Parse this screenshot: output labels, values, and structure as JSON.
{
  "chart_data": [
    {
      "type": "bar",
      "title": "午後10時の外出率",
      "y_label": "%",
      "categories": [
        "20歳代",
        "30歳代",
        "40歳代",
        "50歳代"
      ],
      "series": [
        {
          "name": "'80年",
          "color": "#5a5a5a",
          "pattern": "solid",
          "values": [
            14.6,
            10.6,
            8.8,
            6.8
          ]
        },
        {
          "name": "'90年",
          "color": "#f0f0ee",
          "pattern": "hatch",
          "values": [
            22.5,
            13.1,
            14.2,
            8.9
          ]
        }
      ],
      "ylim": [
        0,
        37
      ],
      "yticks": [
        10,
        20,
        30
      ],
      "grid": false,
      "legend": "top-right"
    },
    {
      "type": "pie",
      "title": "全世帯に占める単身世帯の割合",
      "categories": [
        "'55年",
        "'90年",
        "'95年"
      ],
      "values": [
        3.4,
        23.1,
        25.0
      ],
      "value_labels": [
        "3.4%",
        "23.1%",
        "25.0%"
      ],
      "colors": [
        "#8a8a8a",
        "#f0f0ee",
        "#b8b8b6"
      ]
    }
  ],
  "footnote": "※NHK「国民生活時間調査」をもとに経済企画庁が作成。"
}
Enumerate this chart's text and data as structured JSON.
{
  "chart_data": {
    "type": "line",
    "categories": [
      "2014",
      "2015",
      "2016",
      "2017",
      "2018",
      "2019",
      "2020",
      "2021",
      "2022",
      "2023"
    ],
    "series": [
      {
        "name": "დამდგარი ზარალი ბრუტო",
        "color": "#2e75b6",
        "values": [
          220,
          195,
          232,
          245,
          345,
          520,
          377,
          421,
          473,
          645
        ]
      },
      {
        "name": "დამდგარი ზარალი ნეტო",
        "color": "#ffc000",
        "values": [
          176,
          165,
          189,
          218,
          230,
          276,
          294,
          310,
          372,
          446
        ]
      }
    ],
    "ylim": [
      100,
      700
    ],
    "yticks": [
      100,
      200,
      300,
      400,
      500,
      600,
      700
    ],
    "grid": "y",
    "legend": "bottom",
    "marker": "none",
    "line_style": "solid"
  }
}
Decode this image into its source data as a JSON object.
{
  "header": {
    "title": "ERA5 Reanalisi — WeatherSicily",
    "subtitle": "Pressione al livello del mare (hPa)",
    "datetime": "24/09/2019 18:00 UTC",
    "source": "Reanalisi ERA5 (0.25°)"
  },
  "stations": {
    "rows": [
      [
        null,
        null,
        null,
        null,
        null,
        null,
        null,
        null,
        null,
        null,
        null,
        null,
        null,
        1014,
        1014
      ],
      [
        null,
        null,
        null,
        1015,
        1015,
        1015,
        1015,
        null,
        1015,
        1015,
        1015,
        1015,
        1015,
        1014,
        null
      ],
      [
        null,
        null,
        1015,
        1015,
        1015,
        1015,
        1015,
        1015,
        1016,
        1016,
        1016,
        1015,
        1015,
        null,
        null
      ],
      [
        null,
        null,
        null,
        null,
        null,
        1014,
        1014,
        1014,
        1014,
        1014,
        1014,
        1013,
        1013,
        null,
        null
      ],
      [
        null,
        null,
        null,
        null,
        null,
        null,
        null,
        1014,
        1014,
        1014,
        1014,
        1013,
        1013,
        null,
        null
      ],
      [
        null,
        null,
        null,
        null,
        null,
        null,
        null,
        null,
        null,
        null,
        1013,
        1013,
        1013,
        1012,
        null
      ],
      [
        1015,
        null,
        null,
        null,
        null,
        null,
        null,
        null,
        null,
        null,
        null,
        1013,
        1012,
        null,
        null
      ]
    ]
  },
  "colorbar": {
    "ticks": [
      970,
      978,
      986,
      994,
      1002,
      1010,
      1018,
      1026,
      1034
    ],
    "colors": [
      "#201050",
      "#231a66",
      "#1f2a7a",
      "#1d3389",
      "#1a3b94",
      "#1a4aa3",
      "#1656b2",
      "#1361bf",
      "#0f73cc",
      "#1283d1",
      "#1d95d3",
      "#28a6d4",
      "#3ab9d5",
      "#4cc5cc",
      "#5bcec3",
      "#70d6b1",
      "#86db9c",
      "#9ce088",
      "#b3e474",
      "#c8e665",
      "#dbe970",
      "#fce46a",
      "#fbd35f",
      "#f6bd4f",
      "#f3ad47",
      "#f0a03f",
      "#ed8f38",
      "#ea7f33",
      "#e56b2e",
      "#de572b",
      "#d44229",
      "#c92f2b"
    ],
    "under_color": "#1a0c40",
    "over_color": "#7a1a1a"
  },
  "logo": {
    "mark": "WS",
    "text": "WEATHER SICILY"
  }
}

### What is asked
List each line of the records that holds the string "დამდგარი".

### Task response
        "name": "დამდგარი ზარალი ბრუტო",
        "name": "დამდგარი ზარალი ნეტო",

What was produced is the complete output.